Direction —
Look through the records and report how many lines include the word "jābūt", with no other words.

(Stored records)
• • • •
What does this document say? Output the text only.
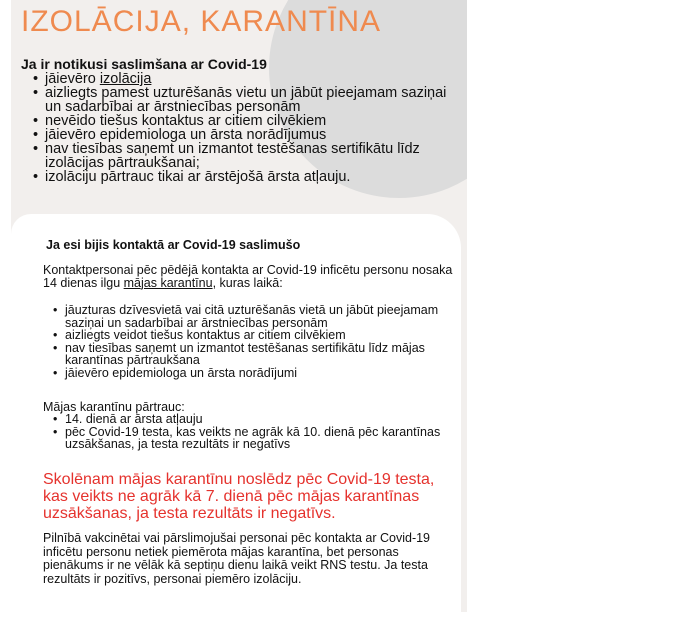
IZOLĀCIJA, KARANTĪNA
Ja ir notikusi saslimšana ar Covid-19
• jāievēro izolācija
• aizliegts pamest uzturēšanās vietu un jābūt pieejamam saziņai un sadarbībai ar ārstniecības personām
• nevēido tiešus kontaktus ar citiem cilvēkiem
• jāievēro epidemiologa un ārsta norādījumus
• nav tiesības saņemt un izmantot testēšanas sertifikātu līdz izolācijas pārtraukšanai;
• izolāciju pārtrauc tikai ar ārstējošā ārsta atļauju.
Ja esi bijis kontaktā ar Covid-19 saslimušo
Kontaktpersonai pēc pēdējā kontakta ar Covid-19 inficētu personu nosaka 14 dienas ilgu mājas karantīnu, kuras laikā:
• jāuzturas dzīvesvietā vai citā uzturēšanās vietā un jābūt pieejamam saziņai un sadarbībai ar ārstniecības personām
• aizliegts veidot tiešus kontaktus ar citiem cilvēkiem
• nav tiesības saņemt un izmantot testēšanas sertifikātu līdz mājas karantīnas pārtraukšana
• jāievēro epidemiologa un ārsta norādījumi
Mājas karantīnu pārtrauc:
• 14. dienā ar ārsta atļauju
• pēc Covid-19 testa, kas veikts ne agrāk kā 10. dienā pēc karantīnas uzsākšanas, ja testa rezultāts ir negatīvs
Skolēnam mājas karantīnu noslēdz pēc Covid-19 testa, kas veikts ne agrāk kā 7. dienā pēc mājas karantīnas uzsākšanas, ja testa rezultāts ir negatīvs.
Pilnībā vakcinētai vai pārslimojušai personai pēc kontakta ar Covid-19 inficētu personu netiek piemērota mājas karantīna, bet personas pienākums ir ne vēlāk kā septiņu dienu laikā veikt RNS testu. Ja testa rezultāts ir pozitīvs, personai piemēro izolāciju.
• • • •
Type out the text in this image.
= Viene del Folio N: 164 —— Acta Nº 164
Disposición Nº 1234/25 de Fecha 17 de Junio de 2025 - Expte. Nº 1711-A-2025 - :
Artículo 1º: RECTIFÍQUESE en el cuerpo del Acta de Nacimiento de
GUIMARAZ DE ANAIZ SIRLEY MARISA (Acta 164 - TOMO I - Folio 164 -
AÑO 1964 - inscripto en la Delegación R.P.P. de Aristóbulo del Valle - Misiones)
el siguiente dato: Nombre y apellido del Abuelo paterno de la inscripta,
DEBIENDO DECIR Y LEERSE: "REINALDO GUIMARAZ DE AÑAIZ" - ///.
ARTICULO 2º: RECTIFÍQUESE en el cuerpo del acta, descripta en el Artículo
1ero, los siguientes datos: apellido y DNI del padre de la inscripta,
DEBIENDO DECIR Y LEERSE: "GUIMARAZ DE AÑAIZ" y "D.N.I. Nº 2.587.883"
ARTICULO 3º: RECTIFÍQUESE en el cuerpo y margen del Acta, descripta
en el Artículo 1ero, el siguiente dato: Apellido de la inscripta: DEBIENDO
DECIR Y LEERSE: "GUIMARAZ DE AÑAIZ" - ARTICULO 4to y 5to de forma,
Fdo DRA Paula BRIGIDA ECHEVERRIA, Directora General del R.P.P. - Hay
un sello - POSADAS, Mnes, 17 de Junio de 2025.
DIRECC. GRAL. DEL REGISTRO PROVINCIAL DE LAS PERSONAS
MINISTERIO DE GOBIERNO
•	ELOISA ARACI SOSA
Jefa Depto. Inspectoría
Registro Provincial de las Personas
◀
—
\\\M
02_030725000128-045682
• • • •
Answer to the task —
2